[start]

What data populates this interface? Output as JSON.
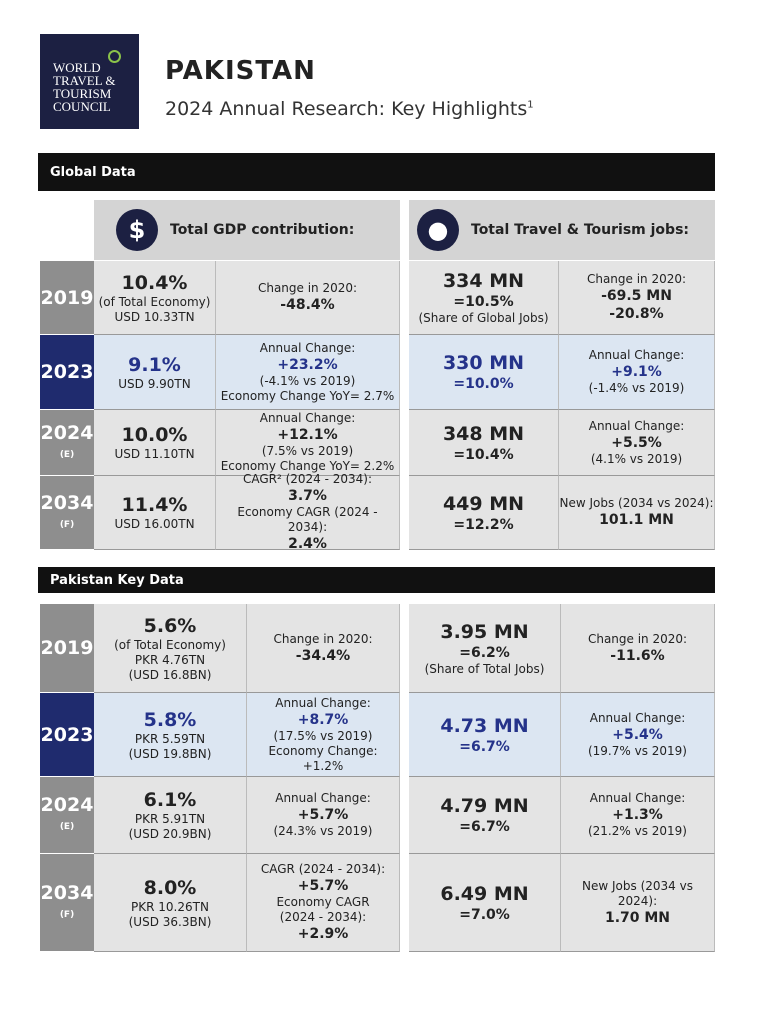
{
  "header": {
    "logo": [
      "WORLD",
      "TRAVEL &",
      "TOURISM",
      "COUNCIL"
    ],
    "title": "PAKISTAN",
    "subtitle": "2024 Annual Research: Key Highlights",
    "footnote_mark": "1"
  },
  "global": {
    "title": "Global Data",
    "gdp_header": "Total GDP contribution:",
    "jobs_header": "Total Travel & Tourism jobs:",
    "rows": [
      {
        "year": "2019",
        "gdp": [
          "10.4%",
          "(of Total Economy)",
          "USD 10.33TN"
        ],
        "gdp_change": [
          "Change in 2020:",
          "-48.4%"
        ],
        "jobs": [
          "334 MN",
          "=10.5%",
          "(Share of Global Jobs)"
        ],
        "jobs_change": [
          "Change in 2020:",
          "-69.5 MN",
          "-20.8%"
        ]
      },
      {
        "year": "2023",
        "gdp": [
          "9.1%",
          "USD 9.90TN"
        ],
        "gdp_change": [
          "Annual Change:",
          "+23.2%",
          "(-4.1% vs 2019)",
          "Economy Change YoY= 2.7%"
        ],
        "jobs": [
          "330 MN",
          "=10.0%"
        ],
        "jobs_change": [
          "Annual Change:",
          "+9.1%",
          "(-1.4% vs 2019)"
        ]
      },
      {
        "year": "2024",
        "note": "(E)",
        "gdp": [
          "10.0%",
          "USD 11.10TN"
        ],
        "gdp_change": [
          "Annual Change:",
          "+12.1%",
          "(7.5% vs 2019)",
          "Economy Change YoY= 2.2%"
        ],
        "jobs": [
          "348 MN",
          "=10.4%"
        ],
        "jobs_change": [
          "Annual Change:",
          "+5.5%",
          "(4.1% vs 2019)"
        ]
      },
      {
        "year": "2034",
        "note": "(F)",
        "gdp": [
          "11.4%",
          "USD 16.00TN"
        ],
        "gdp_change": [
          "CAGR² (2024 - 2034):",
          "3.7%",
          "Economy CAGR (2024 - 2034):",
          "2.4%"
        ],
        "jobs": [
          "449 MN",
          "=12.2%"
        ],
        "jobs_change": [
          "New Jobs (2034 vs 2024):",
          "101.1 MN"
        ]
      }
    ]
  },
  "pakistan": {
    "title": "Pakistan Key Data",
    "rows": [
      {
        "year": "2019",
        "gdp": [
          "5.6%",
          "(of Total Economy)",
          "PKR 4.76TN",
          "(USD 16.8BN)"
        ],
        "gdp_change": [
          "Change in 2020:",
          "-34.4%"
        ],
        "jobs": [
          "3.95 MN",
          "=6.2%",
          "(Share of Total Jobs)"
        ],
        "jobs_change": [
          "Change in 2020:",
          "-11.6%"
        ]
      },
      {
        "year": "2023",
        "gdp": [
          "5.8%",
          "PKR 5.59TN",
          "(USD 19.8BN)"
        ],
        "gdp_change": [
          "Annual Change:",
          "+8.7%",
          "(17.5% vs 2019)",
          "Economy Change: +1.2%"
        ],
        "jobs": [
          "4.73 MN",
          "=6.7%"
        ],
        "jobs_change": [
          "Annual Change:",
          "+5.4%",
          "(19.7% vs 2019)"
        ]
      },
      {
        "year": "2024",
        "note": "(E)",
        "gdp": [
          "6.1%",
          "PKR 5.91TN",
          "(USD 20.9BN)"
        ],
        "gdp_change": [
          "Annual Change:",
          "+5.7%",
          "(24.3% vs 2019)"
        ],
        "jobs": [
          "4.79 MN",
          "=6.7%"
        ],
        "jobs_change": [
          "Annual Change:",
          "+1.3%",
          "(21.2% vs 2019)"
        ]
      },
      {
        "year": "2034",
        "note": "(F)",
        "gdp": [
          "8.0%",
          "PKR 10.26TN",
          "(USD 36.3BN)"
        ],
        "gdp_change": [
          "CAGR (2024 - 2034):",
          "+5.7%",
          "Economy CAGR",
          "(2024 - 2034):",
          "+2.9%"
        ],
        "jobs": [
          "6.49 MN",
          "=7.0%"
        ],
        "jobs_change": [
          "New Jobs (2034 vs 2024):",
          "1.70 MN"
        ]
      }
    ]
  }
}
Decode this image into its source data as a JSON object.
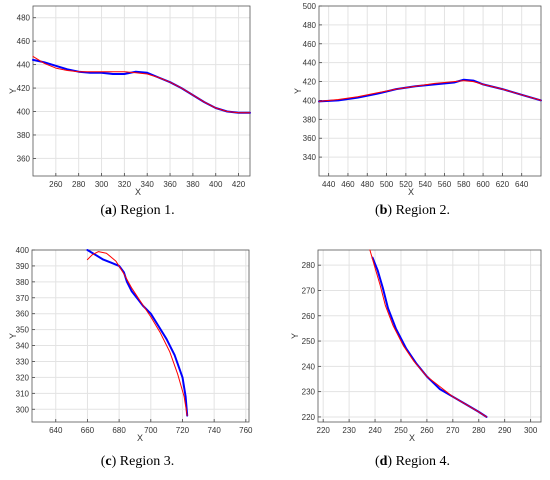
{
  "chart_data": [
    {
      "type": "line",
      "panel_label": "a",
      "caption": "Region 1.",
      "xlabel": "X",
      "ylabel": "Y",
      "xlim": [
        240,
        430
      ],
      "ylim": [
        345,
        490
      ],
      "xticks": [
        260,
        280,
        300,
        320,
        340,
        360,
        380,
        400,
        420
      ],
      "yticks": [
        360,
        380,
        400,
        420,
        440,
        460,
        480
      ],
      "grid": true,
      "series": [
        {
          "color": "#0000ff",
          "x": [
            240,
            250,
            260,
            270,
            280,
            290,
            300,
            310,
            320,
            330,
            340,
            350,
            360,
            370,
            380,
            390,
            400,
            410,
            420,
            430
          ],
          "y": [
            444,
            442,
            439,
            436,
            434,
            433,
            433,
            432,
            432,
            434,
            433,
            429,
            425,
            420,
            414,
            408,
            403,
            400,
            399,
            399
          ]
        },
        {
          "color": "#ff0000",
          "x": [
            240,
            250,
            260,
            270,
            280,
            290,
            300,
            310,
            320,
            330,
            340,
            350,
            360,
            370,
            380,
            390,
            400,
            410,
            420,
            430
          ],
          "y": [
            447,
            441,
            437,
            435,
            434,
            434,
            434,
            434,
            434,
            433,
            432,
            429,
            425,
            420,
            414,
            408,
            403,
            400,
            399,
            399
          ]
        }
      ]
    },
    {
      "type": "line",
      "panel_label": "b",
      "caption": "Region 2.",
      "xlabel": "X",
      "ylabel": "Y",
      "xlim": [
        430,
        660
      ],
      "ylim": [
        320,
        500
      ],
      "xticks": [
        440,
        460,
        480,
        500,
        520,
        540,
        560,
        580,
        600,
        620,
        640
      ],
      "yticks": [
        340,
        360,
        380,
        400,
        420,
        440,
        460,
        480,
        500
      ],
      "grid": true,
      "series": [
        {
          "color": "#0000ff",
          "x": [
            430,
            450,
            470,
            490,
            510,
            530,
            550,
            570,
            580,
            590,
            600,
            620,
            640,
            660
          ],
          "y": [
            399,
            400,
            403,
            407,
            412,
            415,
            417,
            419,
            422,
            421,
            417,
            412,
            406,
            400
          ]
        },
        {
          "color": "#ff0000",
          "x": [
            430,
            450,
            470,
            490,
            510,
            530,
            550,
            570,
            580,
            590,
            600,
            620,
            640,
            660
          ],
          "y": [
            399,
            401,
            404,
            408,
            412,
            415,
            418,
            420,
            421,
            420,
            417,
            412,
            406,
            400
          ]
        }
      ]
    },
    {
      "type": "line",
      "panel_label": "c",
      "caption": "Region 3.",
      "xlabel": "X",
      "ylabel": "Y",
      "xlim": [
        625,
        762
      ],
      "ylim": [
        292,
        400
      ],
      "xticks": [
        640,
        660,
        680,
        700,
        720,
        740,
        760
      ],
      "yticks": [
        300,
        310,
        320,
        330,
        340,
        350,
        360,
        370,
        380,
        390,
        400
      ],
      "grid": true,
      "series": [
        {
          "color": "#0000ff",
          "x": [
            660,
            665,
            670,
            675,
            680,
            683,
            685,
            688,
            692,
            695,
            700,
            705,
            710,
            715,
            720,
            722,
            723
          ],
          "y": [
            400,
            397,
            394,
            392,
            390,
            386,
            380,
            374,
            369,
            365,
            360,
            352,
            344,
            334,
            320,
            308,
            296
          ]
        },
        {
          "color": "#ff0000",
          "x": [
            660,
            663,
            667,
            672,
            678,
            683,
            688,
            694,
            700,
            706,
            712,
            717,
            721,
            723
          ],
          "y": [
            394,
            397,
            399,
            398,
            393,
            385,
            376,
            367,
            358,
            348,
            336,
            322,
            308,
            296
          ]
        }
      ]
    },
    {
      "type": "line",
      "panel_label": "d",
      "caption": "Region 4.",
      "xlabel": "X",
      "ylabel": "Y",
      "xlim": [
        218,
        304
      ],
      "ylim": [
        218,
        286
      ],
      "xticks": [
        220,
        230,
        240,
        250,
        260,
        270,
        280,
        290,
        300
      ],
      "yticks": [
        220,
        230,
        240,
        250,
        260,
        270,
        280
      ],
      "grid": true,
      "series": [
        {
          "color": "#0000ff",
          "x": [
            239,
            241,
            243,
            245,
            248,
            252,
            256,
            260,
            265,
            270,
            275,
            280,
            283
          ],
          "y": [
            283,
            278,
            271,
            263,
            255,
            247,
            241,
            236,
            231,
            228,
            225,
            222,
            220
          ]
        },
        {
          "color": "#ff0000",
          "x": [
            238,
            240,
            242,
            244,
            247,
            251,
            255,
            260,
            265,
            270,
            275,
            280,
            283
          ],
          "y": [
            286,
            279,
            272,
            264,
            256,
            248,
            242,
            236,
            232,
            228,
            225,
            222,
            220
          ]
        }
      ]
    }
  ]
}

[end]

:: Work to do ::
Find all the lines containing "caption" in the material, then copy them.

:: Result of this task ::
      "caption": "Region 1.",
      "caption": "Region 2.",
      "caption": "Region 3.",
      "caption": "Region 4.",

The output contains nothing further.